**WRITTEN REQUEST**
Please give the listing again in its entirety, exactly as written.
— Begin MATERIALS PROVIDED —
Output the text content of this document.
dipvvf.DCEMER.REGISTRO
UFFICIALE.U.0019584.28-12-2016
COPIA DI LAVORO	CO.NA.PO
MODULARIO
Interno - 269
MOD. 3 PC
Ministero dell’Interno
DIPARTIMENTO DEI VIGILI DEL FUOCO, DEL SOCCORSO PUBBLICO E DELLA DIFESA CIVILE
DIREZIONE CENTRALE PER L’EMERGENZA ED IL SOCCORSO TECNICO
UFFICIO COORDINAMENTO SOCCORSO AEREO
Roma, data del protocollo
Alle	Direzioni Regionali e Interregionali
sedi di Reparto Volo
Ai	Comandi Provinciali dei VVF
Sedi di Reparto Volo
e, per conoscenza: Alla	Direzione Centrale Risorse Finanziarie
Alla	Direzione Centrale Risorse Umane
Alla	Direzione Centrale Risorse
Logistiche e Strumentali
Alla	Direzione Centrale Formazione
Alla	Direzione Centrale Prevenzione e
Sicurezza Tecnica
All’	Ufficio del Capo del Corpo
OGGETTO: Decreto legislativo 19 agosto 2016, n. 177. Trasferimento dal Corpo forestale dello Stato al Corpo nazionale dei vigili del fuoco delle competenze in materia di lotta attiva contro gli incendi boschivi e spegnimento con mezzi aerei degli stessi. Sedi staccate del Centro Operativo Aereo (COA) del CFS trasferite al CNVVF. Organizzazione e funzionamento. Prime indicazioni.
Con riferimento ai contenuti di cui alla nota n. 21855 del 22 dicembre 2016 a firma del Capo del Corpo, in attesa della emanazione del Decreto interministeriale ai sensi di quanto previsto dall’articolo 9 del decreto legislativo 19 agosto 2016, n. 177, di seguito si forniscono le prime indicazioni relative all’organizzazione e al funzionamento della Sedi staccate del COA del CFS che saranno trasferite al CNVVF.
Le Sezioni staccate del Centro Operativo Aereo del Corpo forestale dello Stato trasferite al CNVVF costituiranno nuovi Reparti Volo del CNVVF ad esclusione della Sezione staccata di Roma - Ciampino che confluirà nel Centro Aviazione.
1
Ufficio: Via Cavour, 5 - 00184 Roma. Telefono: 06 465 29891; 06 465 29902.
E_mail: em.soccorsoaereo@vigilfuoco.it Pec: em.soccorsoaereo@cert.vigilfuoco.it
— End MATERIALS PROVIDED —
**COMPLETE RESPONSE**
Output the text content of this document.
dipvvf.DCEMER.REGISTRO
UFFICIALE.U.0019584.28-12-2016
COPIA DI LAVORO	CO.NA.PO
MODULARIO
Interno - 269
MOD. 3 PC
Ministero dell’Interno
DIPARTIMENTO DEI VIGILI DEL FUOCO, DEL SOCCORSO PUBBLICO E DELLA DIFESA CIVILE
DIREZIONE CENTRALE PER L’EMERGENZA ED IL SOCCORSO TECNICO
UFFICIO COORDINAMENTO SOCCORSO AEREO
Roma, data del protocollo
Alle	Direzioni Regionali e Interregionali
sedi di Reparto Volo
Ai	Comandi Provinciali dei VVF
Sedi di Reparto Volo
e, per conoscenza: Alla	Direzione Centrale Risorse Finanziarie
Alla	Direzione Centrale Risorse Umane
Alla	Direzione Centrale Risorse
Logistiche e Strumentali
Alla	Direzione Centrale Formazione
Alla	Direzione Centrale Prevenzione e
Sicurezza Tecnica
All’	Ufficio del Capo del Corpo
OGGETTO: Decreto legislativo 19 agosto 2016, n. 177. Trasferimento dal Corpo forestale dello Stato al Corpo nazionale dei vigili del fuoco delle competenze in materia di lotta attiva contro gli incendi boschivi e spegnimento con mezzi aerei degli stessi. Sedi staccate del Centro Operativo Aereo (COA) del CFS trasferite al CNVVF. Organizzazione e funzionamento. Prime indicazioni.
Con riferimento ai contenuti di cui alla nota n. 21855 del 22 dicembre 2016 a firma del Capo del Corpo, in attesa della emanazione del Decreto interministeriale ai sensi di quanto previsto dall’articolo 9 del decreto legislativo 19 agosto 2016, n. 177, di seguito si forniscono le prime indicazioni relative all’organizzazione e al funzionamento della Sedi staccate del COA del CFS che saranno trasferite al CNVVF.
Le Sezioni staccate del Centro Operativo Aereo del Corpo forestale dello Stato trasferite al CNVVF costituiranno nuovi Reparti Volo del CNVVF ad esclusione della Sezione staccata di Roma - Ciampino che confluirà nel Centro Aviazione.
1
Ufficio: Via Cavour, 5 - 00184 Roma. Telefono: 06 465 29891; 06 465 29902.
E_mail: em.soccorsoaereo@vigilfuoco.it Pec: em.soccorsoaereo@cert.vigilfuoco.it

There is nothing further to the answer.